##### Data to use
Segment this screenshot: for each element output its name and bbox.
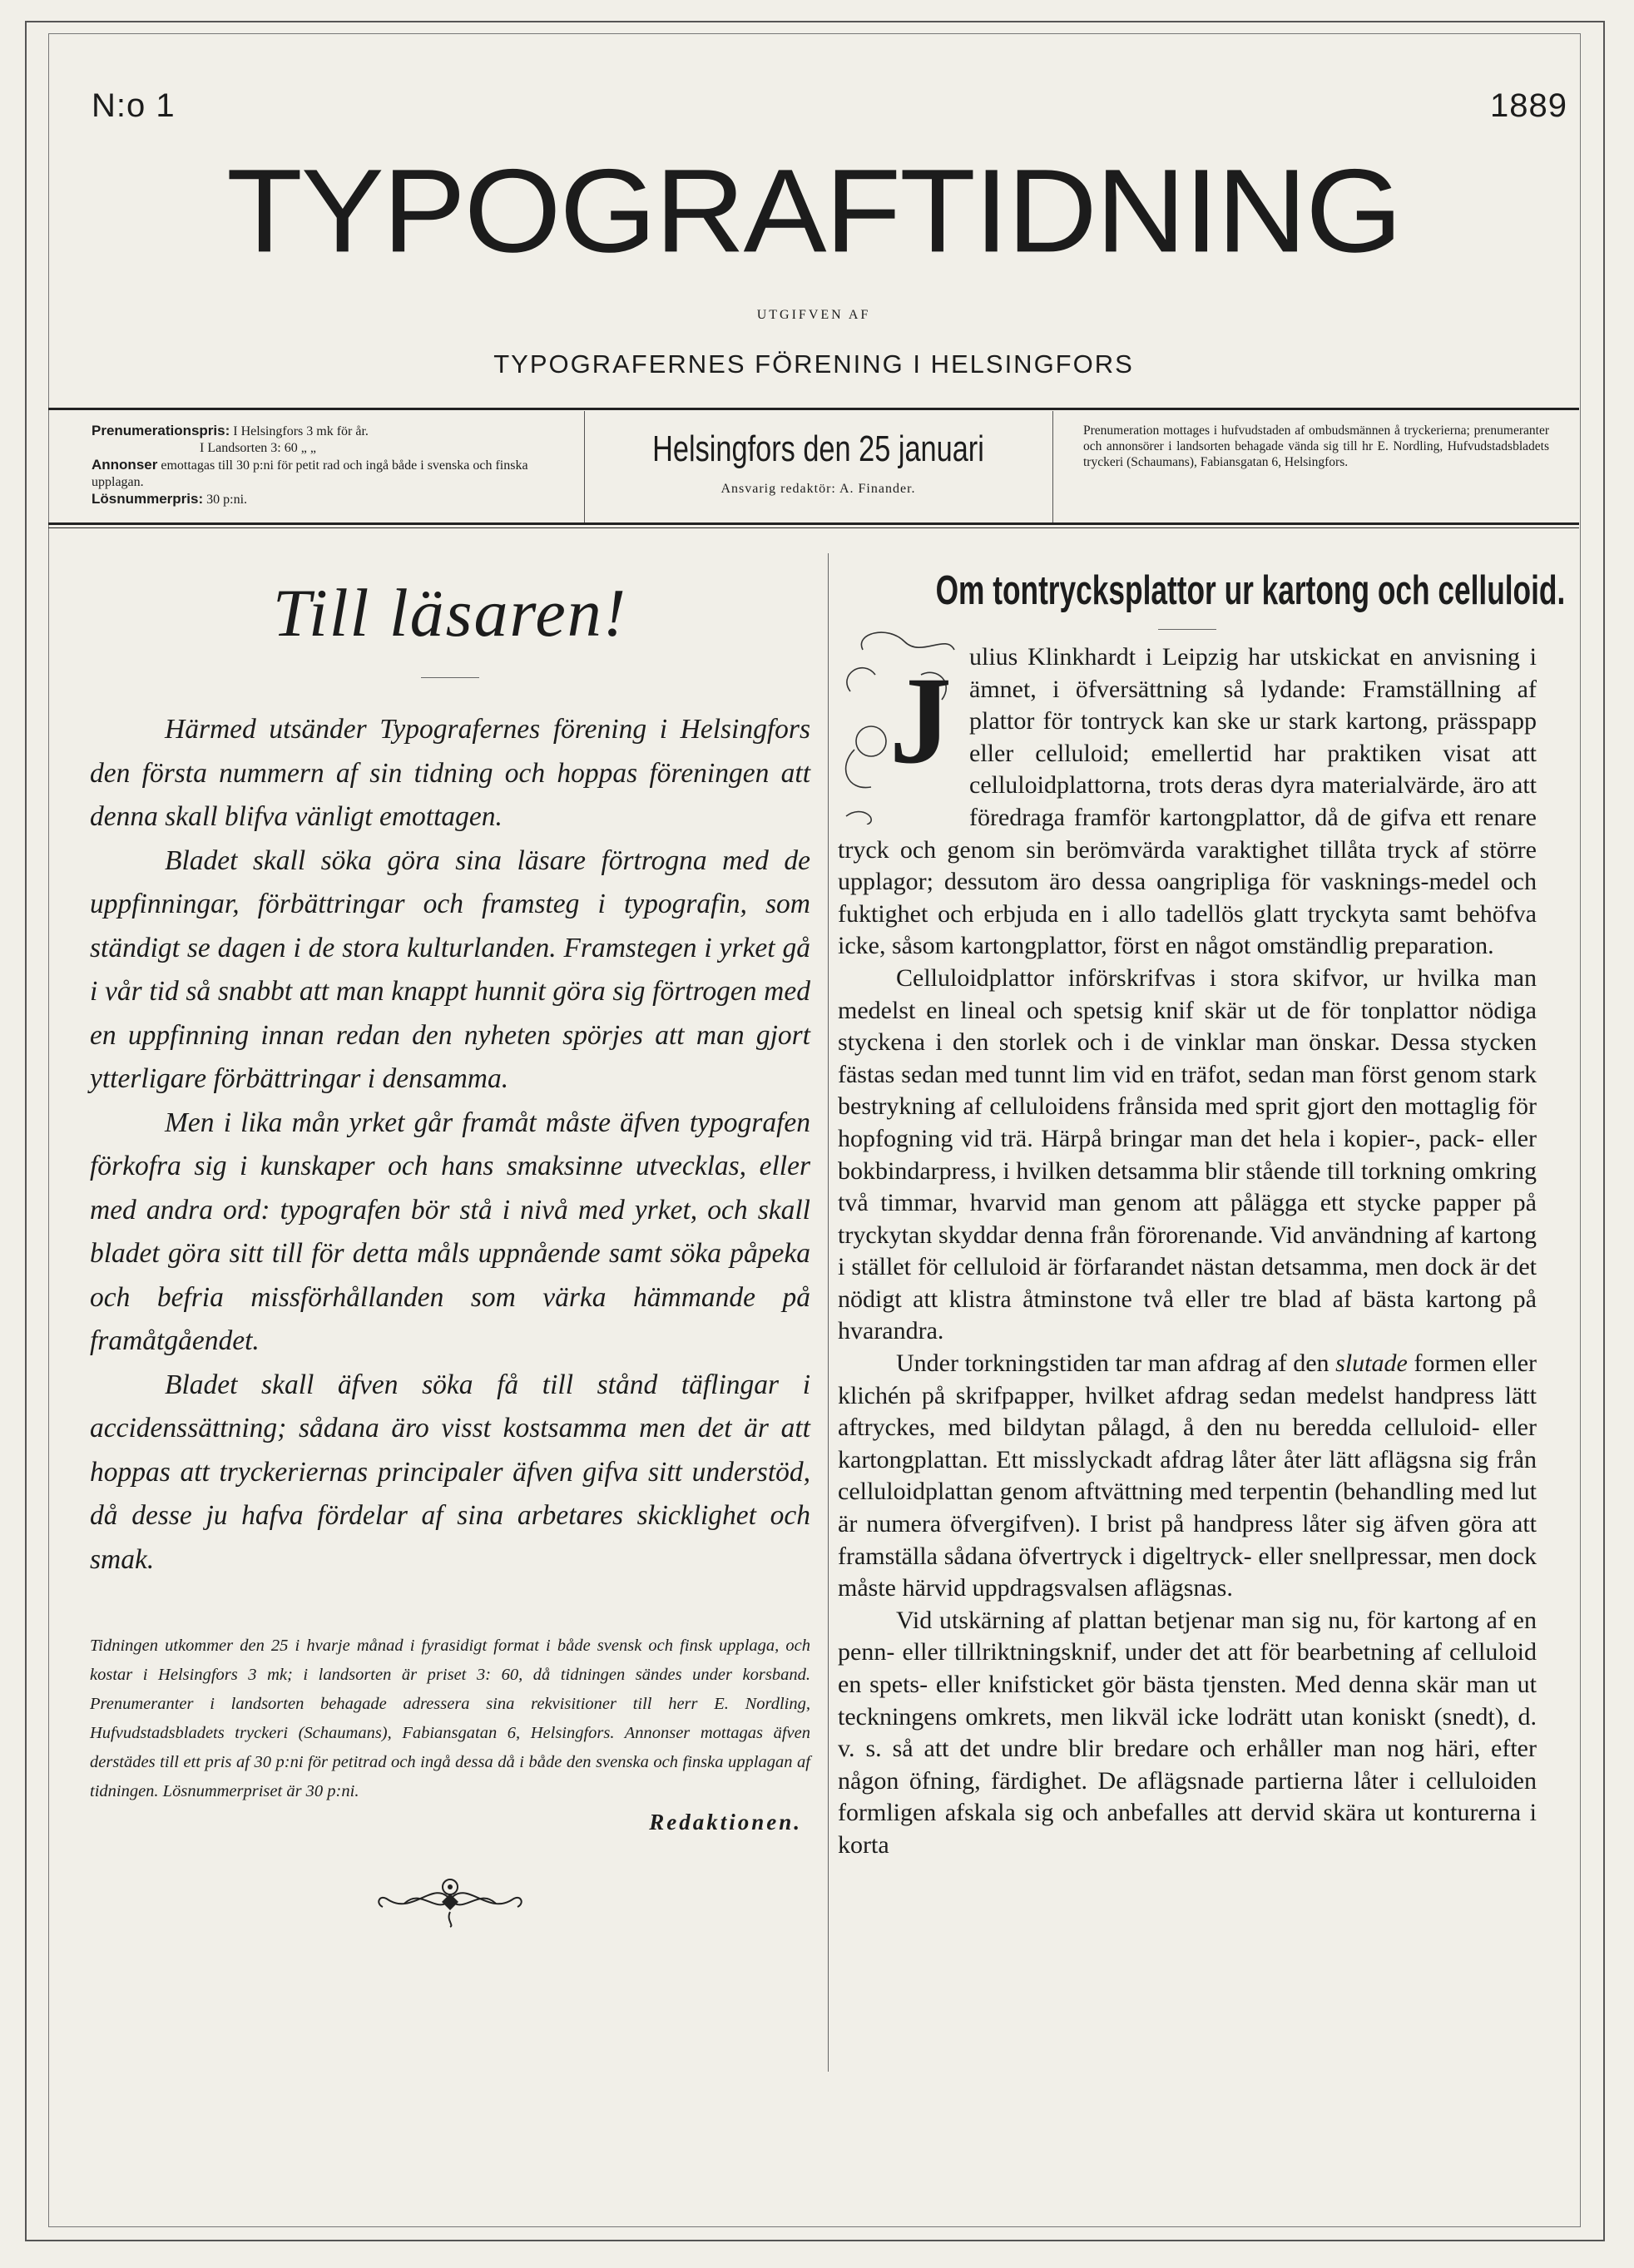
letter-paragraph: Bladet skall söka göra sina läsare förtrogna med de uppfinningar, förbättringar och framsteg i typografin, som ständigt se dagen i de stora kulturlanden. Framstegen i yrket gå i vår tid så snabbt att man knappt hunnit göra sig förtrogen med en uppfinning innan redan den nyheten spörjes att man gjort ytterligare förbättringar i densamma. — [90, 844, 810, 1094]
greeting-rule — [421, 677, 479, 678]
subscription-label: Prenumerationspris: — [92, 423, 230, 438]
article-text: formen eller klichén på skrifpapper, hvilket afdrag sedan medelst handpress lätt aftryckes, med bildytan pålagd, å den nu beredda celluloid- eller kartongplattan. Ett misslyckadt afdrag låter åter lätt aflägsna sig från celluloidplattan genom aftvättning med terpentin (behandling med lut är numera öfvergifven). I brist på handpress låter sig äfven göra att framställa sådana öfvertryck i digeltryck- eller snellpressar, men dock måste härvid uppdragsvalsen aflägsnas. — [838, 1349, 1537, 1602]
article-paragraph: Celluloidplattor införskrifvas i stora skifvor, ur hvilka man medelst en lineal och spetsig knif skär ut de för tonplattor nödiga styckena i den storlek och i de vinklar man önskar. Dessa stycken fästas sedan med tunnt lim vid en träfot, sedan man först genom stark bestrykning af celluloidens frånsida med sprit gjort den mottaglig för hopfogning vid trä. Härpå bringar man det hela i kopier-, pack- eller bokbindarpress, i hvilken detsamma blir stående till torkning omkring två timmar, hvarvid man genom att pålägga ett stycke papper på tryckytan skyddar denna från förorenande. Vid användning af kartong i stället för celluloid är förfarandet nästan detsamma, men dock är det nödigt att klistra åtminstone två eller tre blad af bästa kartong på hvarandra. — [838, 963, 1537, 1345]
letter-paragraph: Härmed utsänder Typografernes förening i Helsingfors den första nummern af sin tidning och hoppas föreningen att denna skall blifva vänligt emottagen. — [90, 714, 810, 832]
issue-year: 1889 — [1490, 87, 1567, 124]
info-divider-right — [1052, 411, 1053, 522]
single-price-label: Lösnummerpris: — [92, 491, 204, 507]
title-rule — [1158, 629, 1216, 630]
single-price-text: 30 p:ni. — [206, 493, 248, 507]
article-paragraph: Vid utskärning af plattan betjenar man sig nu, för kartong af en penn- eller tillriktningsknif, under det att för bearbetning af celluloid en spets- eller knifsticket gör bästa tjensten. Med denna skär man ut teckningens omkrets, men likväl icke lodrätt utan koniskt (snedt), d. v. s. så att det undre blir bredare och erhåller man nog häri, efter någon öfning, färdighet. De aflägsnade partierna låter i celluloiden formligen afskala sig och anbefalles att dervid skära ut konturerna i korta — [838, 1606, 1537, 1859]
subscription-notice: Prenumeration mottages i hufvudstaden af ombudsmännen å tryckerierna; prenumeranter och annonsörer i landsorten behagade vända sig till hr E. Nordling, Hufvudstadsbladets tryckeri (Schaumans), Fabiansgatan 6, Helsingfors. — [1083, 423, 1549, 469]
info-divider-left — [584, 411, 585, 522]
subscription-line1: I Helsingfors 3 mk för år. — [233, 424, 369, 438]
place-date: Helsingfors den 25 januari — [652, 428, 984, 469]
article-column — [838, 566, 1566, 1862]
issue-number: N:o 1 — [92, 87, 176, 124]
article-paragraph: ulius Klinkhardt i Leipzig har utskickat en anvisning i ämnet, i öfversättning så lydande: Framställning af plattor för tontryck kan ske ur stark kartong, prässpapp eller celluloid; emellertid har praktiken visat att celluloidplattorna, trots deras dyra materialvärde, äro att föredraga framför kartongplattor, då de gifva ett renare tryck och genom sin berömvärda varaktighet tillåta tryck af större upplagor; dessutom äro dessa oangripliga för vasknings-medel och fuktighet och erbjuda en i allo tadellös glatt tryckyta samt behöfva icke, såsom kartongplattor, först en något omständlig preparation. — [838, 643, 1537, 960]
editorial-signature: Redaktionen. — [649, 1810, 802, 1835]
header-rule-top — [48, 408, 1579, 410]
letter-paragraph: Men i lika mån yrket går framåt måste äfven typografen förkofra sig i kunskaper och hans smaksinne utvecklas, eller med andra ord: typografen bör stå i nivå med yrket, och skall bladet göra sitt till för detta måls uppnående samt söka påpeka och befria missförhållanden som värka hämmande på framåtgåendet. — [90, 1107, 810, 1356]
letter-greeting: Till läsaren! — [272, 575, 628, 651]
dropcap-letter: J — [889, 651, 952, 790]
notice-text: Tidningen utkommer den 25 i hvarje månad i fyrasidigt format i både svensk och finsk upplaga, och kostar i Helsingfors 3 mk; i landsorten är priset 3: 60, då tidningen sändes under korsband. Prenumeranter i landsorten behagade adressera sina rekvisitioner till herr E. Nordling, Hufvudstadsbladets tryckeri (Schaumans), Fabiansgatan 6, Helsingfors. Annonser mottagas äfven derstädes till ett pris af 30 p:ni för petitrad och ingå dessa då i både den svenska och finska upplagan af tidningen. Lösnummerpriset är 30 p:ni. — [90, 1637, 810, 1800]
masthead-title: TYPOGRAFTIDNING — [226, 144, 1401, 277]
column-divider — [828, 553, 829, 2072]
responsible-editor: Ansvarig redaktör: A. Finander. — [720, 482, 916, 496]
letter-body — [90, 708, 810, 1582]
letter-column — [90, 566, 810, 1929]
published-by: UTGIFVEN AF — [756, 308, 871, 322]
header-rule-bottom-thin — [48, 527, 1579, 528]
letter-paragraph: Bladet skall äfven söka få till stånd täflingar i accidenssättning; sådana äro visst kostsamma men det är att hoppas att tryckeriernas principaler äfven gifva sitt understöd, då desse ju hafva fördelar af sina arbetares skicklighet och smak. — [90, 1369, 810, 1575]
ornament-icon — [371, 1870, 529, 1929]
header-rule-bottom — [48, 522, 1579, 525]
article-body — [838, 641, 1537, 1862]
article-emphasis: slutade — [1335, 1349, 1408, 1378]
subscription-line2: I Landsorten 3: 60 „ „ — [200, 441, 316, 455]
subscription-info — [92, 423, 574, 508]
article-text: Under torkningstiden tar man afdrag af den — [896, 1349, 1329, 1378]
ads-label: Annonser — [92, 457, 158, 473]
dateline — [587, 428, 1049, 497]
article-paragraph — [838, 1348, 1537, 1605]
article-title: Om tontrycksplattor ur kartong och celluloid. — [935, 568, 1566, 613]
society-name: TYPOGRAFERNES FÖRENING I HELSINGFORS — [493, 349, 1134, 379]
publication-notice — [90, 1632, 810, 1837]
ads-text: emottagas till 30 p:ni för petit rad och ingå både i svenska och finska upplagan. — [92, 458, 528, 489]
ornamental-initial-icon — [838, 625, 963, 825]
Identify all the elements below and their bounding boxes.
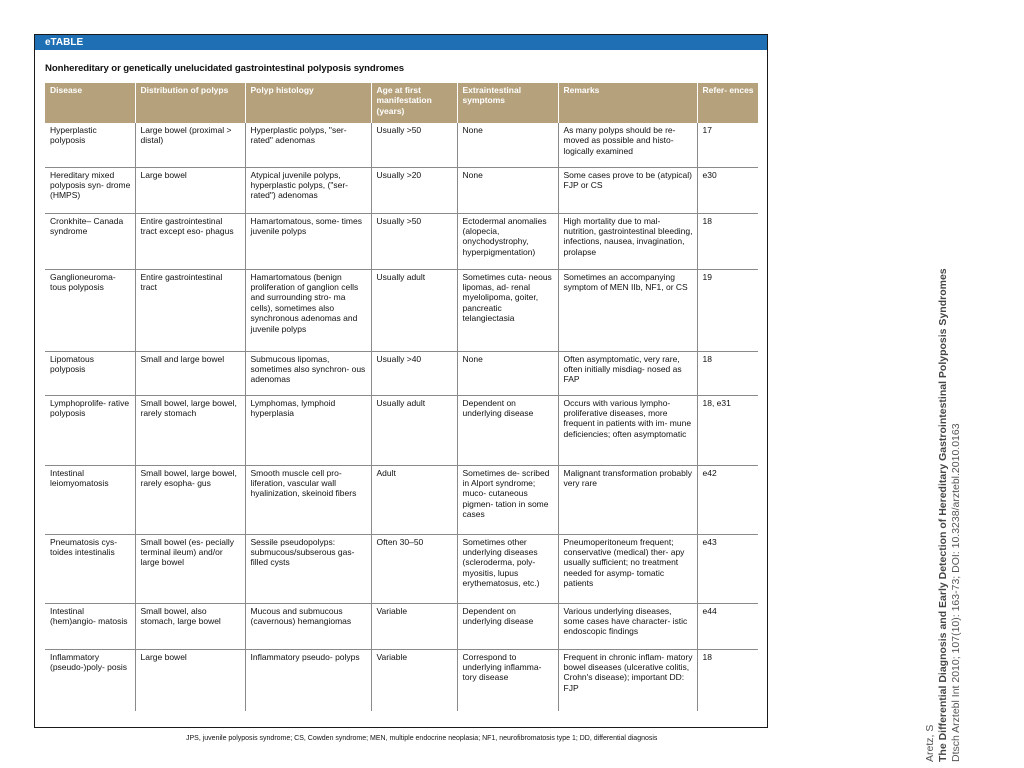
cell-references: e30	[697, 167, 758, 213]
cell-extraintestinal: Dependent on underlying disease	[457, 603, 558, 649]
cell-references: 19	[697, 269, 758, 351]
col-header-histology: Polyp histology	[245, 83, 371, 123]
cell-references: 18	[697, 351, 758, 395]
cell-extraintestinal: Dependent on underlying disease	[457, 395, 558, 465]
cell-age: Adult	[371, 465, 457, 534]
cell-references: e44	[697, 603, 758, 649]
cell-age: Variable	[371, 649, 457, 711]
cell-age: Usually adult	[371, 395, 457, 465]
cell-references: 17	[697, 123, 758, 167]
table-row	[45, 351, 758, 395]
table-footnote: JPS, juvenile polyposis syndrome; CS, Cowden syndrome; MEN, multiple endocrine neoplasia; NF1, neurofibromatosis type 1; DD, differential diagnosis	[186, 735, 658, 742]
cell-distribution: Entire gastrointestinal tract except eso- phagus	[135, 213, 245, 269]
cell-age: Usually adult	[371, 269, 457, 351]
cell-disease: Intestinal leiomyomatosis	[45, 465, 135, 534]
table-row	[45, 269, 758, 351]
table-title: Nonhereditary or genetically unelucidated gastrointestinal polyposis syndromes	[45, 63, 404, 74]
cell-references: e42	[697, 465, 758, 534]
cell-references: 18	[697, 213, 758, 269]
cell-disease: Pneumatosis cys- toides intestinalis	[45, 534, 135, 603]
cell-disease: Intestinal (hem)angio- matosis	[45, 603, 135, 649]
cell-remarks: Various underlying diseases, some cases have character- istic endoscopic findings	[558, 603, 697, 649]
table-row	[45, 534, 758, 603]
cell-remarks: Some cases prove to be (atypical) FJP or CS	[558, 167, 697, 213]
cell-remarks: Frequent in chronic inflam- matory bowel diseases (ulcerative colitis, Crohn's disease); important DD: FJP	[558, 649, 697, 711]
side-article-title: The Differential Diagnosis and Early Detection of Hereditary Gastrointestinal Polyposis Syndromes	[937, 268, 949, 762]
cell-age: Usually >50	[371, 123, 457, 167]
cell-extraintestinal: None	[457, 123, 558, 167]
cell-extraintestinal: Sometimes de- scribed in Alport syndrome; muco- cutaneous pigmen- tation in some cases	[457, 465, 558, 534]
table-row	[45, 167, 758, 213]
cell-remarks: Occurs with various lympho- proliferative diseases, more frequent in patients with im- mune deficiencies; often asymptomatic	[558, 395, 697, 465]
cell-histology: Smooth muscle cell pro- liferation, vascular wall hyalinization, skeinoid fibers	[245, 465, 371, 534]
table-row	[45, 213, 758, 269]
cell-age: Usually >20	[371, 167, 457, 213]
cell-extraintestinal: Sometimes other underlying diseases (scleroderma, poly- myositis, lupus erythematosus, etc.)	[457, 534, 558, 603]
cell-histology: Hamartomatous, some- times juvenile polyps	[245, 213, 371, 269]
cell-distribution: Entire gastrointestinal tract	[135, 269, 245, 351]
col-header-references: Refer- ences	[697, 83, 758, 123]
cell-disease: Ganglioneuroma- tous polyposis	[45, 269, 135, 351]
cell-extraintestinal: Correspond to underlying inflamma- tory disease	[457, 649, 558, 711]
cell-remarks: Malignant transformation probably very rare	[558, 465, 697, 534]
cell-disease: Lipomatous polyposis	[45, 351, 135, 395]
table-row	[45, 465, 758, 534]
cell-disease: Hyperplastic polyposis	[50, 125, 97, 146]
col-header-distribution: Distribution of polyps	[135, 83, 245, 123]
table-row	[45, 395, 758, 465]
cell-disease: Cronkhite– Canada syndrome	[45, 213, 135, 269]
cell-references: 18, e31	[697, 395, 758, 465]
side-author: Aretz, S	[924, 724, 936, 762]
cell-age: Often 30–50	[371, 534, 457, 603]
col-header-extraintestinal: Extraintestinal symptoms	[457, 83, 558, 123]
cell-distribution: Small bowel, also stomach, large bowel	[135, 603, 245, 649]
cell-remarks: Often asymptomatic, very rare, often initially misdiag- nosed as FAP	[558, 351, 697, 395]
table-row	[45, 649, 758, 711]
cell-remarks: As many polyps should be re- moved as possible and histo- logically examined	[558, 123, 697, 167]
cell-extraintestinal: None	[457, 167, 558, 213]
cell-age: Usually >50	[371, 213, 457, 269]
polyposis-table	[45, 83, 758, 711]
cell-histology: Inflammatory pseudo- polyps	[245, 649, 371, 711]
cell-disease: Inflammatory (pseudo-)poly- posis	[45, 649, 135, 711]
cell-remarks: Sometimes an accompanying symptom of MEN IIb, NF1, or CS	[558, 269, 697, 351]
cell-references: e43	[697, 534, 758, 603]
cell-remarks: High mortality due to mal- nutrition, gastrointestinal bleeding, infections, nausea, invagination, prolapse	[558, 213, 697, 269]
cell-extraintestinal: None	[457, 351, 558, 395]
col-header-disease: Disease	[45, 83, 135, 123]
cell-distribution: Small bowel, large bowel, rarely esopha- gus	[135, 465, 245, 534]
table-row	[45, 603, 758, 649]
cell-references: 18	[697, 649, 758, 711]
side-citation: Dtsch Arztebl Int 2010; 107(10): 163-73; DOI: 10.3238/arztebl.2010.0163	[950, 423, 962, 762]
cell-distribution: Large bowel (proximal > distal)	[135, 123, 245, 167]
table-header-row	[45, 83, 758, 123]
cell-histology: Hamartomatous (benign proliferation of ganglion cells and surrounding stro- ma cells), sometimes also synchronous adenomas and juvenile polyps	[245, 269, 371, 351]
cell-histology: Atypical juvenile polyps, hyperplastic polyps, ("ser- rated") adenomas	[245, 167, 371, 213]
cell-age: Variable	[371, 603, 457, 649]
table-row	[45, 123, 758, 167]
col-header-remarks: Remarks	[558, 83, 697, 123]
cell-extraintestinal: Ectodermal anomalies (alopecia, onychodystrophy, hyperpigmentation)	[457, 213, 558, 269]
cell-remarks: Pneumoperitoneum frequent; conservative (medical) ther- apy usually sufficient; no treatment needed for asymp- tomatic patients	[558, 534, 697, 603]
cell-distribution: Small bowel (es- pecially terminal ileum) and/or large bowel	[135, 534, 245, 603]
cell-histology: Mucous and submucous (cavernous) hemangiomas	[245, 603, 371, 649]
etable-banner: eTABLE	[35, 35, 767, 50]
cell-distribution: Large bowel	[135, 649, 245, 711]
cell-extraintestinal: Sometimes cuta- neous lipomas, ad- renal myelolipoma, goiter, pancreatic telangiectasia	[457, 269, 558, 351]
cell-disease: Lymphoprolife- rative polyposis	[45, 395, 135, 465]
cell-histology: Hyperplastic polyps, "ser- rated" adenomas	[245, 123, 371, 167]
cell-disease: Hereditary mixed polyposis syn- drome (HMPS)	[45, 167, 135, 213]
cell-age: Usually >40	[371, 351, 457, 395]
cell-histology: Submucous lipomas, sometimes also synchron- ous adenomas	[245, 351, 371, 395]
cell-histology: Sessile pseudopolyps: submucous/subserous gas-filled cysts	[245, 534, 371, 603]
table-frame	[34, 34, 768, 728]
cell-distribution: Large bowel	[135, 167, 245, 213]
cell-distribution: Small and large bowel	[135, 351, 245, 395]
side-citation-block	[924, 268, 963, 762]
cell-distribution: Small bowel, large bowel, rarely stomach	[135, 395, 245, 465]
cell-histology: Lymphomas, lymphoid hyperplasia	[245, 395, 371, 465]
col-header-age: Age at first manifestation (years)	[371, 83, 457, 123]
##########
**Your goal**
Which lines in the records above contain the word "hoppas"? Return each of them.

**Output of the exercise**
letter-paragraph: Härmed utsänder Typografernes förening i Helsingfors den första nummern af sin tidning och hoppas föreningen att denna skall blifva vänligt emottagen. — [90, 714, 810, 832]
letter-paragraph: Bladet skall äfven söka få till stånd täflingar i accidenssättning; sådana äro visst kostsamma men det är att hoppas att tryckeriernas principaler äfven gifva sitt understöd, då desse ju hafva fördelar af sina arbetares skicklighet och smak. — [90, 1369, 810, 1575]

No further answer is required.